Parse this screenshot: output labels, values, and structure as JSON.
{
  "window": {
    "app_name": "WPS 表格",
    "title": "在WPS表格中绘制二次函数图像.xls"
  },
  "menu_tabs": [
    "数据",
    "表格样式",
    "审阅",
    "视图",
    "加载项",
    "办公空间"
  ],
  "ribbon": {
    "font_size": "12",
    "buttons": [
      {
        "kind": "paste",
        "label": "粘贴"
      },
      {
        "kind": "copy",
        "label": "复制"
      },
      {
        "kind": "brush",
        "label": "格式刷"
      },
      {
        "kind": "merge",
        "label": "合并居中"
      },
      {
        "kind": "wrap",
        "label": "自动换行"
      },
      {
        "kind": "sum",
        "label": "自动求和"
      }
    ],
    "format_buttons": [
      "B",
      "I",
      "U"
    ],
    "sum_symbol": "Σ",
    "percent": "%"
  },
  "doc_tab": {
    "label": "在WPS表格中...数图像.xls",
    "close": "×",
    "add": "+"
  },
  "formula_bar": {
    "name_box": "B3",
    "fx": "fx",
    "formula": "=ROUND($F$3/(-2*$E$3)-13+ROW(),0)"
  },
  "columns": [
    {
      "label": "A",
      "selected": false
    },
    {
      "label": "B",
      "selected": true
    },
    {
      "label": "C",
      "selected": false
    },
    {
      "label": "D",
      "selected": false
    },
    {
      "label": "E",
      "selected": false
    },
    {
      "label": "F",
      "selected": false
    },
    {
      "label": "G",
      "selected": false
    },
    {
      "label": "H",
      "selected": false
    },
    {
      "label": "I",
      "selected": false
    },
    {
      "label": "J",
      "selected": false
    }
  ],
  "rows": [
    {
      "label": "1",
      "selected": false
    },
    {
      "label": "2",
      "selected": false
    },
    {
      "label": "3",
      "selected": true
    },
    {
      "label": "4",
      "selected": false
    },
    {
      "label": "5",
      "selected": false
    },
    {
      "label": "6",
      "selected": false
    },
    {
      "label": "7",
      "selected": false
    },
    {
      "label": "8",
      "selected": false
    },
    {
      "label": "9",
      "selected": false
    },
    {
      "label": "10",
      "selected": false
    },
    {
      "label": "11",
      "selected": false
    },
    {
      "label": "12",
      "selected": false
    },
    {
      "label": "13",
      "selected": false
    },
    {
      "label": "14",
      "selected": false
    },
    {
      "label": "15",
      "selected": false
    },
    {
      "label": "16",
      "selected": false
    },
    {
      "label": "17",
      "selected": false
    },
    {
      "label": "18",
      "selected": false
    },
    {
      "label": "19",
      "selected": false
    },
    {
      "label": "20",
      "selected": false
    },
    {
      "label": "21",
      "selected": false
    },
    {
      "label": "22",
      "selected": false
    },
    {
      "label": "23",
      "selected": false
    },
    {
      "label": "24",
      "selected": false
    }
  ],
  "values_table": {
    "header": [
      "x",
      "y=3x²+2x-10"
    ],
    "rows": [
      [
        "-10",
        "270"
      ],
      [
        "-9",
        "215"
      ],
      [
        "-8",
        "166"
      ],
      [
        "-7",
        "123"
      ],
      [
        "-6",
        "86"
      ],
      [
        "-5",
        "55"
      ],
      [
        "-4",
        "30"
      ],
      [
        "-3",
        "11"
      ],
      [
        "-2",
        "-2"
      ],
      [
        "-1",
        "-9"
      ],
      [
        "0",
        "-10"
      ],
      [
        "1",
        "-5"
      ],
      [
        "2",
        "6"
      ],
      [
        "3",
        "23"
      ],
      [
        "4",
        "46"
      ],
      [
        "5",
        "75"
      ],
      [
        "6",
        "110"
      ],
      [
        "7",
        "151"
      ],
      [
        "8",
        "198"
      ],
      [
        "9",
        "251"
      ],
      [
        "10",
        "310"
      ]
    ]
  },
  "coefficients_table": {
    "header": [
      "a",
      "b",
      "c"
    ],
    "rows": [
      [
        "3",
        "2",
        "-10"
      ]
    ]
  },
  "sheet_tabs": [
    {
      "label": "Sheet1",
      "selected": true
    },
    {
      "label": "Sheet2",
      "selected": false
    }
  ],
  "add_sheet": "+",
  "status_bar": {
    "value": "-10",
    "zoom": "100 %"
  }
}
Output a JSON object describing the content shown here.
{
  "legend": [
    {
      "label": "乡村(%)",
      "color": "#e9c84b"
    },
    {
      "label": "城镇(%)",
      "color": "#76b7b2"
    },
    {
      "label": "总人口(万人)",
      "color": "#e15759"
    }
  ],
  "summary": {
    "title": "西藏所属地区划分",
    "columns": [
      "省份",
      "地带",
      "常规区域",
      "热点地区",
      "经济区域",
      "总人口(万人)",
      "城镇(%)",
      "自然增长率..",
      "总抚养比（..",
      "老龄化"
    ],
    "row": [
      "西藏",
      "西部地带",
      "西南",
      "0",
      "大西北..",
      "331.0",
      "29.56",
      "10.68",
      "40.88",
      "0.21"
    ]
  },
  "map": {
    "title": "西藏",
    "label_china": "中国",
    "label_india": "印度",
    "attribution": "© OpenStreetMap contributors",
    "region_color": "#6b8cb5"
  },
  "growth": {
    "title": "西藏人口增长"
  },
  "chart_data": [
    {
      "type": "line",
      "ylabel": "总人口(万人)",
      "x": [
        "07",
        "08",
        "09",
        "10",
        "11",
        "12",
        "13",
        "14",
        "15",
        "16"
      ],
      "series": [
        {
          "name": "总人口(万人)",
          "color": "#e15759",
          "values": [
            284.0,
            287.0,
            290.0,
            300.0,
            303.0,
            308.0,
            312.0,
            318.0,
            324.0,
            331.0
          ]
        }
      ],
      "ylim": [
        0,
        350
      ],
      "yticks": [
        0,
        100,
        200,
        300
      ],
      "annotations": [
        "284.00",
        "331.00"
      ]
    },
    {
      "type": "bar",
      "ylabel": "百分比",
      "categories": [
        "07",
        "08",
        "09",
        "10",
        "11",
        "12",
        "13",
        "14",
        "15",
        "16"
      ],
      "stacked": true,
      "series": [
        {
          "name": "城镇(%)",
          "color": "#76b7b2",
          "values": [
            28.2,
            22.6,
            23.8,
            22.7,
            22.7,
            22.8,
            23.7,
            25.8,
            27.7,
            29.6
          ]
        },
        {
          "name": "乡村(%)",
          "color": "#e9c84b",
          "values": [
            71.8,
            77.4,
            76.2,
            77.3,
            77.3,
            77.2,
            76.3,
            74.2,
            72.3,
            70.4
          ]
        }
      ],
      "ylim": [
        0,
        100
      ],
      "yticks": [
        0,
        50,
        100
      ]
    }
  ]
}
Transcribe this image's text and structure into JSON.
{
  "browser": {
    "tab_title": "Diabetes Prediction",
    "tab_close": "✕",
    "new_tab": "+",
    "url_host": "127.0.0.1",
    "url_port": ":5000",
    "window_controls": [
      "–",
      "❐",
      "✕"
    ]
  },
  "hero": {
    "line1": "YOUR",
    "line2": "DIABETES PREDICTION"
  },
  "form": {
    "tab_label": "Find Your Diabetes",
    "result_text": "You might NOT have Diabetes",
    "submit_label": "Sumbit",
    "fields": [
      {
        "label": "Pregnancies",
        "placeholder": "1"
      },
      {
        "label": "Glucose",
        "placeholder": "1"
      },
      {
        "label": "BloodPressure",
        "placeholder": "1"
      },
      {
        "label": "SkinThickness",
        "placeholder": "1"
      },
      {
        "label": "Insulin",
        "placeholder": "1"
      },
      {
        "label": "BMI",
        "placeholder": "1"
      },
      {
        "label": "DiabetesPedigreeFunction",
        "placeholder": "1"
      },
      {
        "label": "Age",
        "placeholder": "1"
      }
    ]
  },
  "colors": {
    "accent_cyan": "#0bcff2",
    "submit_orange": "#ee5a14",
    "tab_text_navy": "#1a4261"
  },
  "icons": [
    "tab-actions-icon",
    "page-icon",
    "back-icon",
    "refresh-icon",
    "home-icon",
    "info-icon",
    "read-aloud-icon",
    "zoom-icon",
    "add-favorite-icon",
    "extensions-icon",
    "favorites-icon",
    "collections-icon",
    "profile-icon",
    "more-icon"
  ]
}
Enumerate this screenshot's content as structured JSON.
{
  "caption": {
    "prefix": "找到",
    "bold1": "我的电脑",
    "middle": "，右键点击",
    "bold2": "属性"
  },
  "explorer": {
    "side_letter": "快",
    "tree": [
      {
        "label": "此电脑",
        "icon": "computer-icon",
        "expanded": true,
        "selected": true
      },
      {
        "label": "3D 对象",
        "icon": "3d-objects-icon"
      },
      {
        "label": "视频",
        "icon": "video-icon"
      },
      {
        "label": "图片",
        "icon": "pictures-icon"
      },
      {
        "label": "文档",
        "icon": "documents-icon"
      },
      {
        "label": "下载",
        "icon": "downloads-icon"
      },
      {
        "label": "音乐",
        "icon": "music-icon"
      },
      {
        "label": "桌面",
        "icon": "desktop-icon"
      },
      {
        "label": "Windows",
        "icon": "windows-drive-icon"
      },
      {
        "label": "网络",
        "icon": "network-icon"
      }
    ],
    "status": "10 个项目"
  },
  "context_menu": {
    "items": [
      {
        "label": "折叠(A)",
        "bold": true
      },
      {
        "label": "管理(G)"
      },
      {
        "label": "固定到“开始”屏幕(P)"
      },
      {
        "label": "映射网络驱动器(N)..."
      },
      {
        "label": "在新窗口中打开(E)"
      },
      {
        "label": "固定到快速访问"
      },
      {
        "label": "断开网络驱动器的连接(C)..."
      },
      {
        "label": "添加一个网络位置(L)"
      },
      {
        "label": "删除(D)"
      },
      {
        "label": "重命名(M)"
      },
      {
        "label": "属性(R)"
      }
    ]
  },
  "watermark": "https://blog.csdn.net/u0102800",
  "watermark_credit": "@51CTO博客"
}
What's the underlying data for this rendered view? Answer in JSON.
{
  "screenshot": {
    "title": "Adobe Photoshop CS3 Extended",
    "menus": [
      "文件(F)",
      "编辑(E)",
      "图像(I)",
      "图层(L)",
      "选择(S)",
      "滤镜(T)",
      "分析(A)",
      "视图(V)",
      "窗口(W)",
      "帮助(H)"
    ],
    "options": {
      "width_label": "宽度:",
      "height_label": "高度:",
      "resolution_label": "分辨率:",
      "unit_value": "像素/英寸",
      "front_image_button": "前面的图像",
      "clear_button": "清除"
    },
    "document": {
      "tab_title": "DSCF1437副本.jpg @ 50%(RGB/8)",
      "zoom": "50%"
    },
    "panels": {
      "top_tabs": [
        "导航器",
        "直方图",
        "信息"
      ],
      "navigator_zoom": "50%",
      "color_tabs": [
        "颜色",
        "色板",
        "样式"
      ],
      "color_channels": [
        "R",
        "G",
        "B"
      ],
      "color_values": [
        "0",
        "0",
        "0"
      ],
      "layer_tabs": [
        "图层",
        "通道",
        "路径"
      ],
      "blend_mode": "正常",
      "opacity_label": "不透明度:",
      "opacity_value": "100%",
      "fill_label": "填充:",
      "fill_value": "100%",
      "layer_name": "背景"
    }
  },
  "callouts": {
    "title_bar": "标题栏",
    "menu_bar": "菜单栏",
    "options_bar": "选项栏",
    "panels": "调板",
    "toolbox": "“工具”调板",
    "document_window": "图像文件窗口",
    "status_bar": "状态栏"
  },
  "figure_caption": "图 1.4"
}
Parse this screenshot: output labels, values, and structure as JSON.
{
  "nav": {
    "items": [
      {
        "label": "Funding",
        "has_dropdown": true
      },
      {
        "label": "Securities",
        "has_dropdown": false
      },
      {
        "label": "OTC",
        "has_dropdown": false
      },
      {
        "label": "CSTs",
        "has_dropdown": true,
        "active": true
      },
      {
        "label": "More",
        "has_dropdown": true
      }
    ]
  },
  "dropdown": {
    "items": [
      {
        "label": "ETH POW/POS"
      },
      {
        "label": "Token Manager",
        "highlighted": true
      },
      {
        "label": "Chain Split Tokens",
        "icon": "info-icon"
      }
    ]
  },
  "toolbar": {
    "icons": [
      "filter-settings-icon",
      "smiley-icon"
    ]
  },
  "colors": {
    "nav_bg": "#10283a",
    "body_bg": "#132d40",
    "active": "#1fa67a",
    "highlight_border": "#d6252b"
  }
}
★ ★ ★
AIM OF THE TASK: Using the records above, find and show each line with the string "JSON".

THE REPLY:
Parse this screenshot: output labels, values, and structure as JSON.
Output a JSON object describing the content shown here.
Transcribe this image's text and structure into JSON.
Enumerate this screenshot's content as structured JSON.
What's the underlying data for this rendered view? Answer in JSON.
Parse this screenshot: output labels, values, and structure as JSON.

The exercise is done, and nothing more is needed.